- Exercise -
Find the lines holding the string "JSON" in the data, then copy all of them.

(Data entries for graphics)
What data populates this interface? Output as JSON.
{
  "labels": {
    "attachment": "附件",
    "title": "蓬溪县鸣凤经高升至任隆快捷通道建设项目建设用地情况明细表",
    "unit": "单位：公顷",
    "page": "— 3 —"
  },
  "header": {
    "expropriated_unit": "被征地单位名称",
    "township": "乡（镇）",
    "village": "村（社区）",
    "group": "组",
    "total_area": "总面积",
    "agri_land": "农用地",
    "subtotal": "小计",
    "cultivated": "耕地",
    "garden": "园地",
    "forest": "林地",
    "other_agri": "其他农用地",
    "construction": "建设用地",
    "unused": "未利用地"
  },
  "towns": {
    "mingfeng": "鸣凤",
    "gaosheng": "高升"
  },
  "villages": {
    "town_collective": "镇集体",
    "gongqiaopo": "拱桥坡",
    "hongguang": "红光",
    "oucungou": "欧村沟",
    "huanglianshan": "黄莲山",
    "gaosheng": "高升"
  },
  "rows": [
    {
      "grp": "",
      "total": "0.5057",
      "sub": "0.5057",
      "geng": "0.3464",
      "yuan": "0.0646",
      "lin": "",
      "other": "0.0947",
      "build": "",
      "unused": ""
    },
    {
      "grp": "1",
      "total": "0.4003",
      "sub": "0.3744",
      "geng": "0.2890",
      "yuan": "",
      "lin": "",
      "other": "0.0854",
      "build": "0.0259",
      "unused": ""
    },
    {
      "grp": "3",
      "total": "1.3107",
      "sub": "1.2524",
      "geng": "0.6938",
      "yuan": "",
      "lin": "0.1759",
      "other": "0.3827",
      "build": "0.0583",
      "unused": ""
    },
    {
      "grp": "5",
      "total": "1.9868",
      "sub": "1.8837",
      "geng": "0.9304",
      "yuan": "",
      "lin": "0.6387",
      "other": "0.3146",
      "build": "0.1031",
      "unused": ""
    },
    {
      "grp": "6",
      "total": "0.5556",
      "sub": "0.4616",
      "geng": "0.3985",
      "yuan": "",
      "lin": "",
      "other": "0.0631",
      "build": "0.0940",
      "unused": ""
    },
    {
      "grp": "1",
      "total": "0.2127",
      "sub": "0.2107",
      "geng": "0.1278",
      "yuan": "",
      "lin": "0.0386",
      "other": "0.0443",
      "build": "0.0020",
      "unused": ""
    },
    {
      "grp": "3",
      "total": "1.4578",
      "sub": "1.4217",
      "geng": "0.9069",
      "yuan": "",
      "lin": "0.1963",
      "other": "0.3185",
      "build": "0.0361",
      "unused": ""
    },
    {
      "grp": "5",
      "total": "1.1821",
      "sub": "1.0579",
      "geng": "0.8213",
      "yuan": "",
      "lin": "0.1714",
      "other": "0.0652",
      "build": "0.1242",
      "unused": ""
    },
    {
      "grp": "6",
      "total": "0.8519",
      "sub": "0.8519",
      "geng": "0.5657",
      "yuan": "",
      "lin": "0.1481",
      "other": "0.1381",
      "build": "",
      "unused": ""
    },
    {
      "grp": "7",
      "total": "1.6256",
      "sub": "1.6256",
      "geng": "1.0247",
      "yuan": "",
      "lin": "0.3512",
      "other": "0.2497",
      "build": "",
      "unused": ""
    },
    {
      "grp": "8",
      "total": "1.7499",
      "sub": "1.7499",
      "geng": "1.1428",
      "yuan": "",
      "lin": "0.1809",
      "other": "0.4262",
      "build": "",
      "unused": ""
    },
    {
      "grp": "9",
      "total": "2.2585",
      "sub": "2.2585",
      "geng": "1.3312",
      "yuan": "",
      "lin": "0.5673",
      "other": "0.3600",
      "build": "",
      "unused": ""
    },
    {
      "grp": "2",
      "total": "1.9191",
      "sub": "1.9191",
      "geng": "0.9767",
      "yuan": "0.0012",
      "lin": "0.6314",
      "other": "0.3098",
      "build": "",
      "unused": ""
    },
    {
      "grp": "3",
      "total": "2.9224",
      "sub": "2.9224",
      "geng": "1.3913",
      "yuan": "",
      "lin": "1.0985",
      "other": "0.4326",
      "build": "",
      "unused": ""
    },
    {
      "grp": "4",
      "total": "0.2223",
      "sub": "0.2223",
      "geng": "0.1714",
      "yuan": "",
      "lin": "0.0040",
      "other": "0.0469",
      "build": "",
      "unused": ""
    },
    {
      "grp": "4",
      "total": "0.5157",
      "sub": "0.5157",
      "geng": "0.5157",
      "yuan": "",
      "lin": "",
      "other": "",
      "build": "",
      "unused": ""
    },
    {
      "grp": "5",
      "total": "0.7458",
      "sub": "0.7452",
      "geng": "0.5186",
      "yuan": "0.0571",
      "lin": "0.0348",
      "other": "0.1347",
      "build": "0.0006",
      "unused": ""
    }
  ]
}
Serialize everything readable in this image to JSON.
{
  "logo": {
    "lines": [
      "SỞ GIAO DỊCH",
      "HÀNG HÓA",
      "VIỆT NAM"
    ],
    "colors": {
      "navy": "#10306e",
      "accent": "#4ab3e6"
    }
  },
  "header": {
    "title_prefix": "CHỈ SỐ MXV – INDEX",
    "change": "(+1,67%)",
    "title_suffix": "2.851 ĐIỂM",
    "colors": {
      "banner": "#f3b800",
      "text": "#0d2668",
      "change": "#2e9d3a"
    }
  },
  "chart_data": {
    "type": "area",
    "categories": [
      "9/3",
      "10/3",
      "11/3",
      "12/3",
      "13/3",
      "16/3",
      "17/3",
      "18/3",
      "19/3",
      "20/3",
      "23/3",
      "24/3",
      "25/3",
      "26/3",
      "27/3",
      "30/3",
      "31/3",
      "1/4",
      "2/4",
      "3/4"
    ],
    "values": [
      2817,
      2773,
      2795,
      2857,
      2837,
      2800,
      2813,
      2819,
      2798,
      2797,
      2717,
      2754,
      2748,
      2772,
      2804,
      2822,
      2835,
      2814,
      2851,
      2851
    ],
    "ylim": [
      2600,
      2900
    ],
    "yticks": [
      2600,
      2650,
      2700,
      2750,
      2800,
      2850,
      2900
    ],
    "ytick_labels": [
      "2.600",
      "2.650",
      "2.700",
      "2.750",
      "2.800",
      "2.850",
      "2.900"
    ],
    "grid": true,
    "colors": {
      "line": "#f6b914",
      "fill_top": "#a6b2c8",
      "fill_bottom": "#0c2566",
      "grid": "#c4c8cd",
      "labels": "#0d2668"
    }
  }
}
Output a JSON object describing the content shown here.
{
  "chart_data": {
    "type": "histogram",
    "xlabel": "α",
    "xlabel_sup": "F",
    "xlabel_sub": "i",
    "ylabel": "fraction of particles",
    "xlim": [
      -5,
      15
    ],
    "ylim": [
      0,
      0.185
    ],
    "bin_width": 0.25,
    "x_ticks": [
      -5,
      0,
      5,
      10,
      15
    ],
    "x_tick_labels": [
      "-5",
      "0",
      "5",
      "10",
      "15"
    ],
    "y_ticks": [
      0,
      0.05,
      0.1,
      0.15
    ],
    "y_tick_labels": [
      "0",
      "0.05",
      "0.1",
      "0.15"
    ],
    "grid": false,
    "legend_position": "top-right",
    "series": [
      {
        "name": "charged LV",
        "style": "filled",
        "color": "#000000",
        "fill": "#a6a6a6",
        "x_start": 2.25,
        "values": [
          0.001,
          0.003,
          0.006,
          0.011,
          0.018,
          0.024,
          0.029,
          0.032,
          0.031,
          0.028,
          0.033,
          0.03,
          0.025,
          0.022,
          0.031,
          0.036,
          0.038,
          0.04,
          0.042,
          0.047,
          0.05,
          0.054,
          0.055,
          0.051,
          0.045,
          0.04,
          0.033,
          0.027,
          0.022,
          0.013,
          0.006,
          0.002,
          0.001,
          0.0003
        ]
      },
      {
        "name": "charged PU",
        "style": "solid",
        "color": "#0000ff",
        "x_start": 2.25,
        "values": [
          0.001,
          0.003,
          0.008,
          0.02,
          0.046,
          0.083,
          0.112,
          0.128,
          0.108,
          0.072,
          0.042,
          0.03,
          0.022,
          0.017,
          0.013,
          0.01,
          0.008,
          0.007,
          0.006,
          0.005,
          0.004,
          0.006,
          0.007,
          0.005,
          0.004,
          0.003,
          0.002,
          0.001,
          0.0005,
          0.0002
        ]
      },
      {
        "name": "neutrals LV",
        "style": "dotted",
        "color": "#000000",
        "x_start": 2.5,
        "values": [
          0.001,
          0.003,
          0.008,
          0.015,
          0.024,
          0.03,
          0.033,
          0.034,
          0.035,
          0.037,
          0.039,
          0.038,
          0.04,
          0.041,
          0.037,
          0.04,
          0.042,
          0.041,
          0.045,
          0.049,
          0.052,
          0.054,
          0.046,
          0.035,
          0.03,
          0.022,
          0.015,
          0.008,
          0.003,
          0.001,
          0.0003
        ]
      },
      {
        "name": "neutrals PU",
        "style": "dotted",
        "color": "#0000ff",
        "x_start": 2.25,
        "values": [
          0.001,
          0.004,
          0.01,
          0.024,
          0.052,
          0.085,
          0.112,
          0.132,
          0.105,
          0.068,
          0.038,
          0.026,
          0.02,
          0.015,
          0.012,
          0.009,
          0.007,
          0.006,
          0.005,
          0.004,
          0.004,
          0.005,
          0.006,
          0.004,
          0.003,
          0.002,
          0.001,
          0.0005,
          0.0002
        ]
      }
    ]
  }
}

- Answer to the problem -
What data populates this interface? Output as JSON.
Serialize everything readable in this image to JSON.
Output a JSON object describing the content shown here.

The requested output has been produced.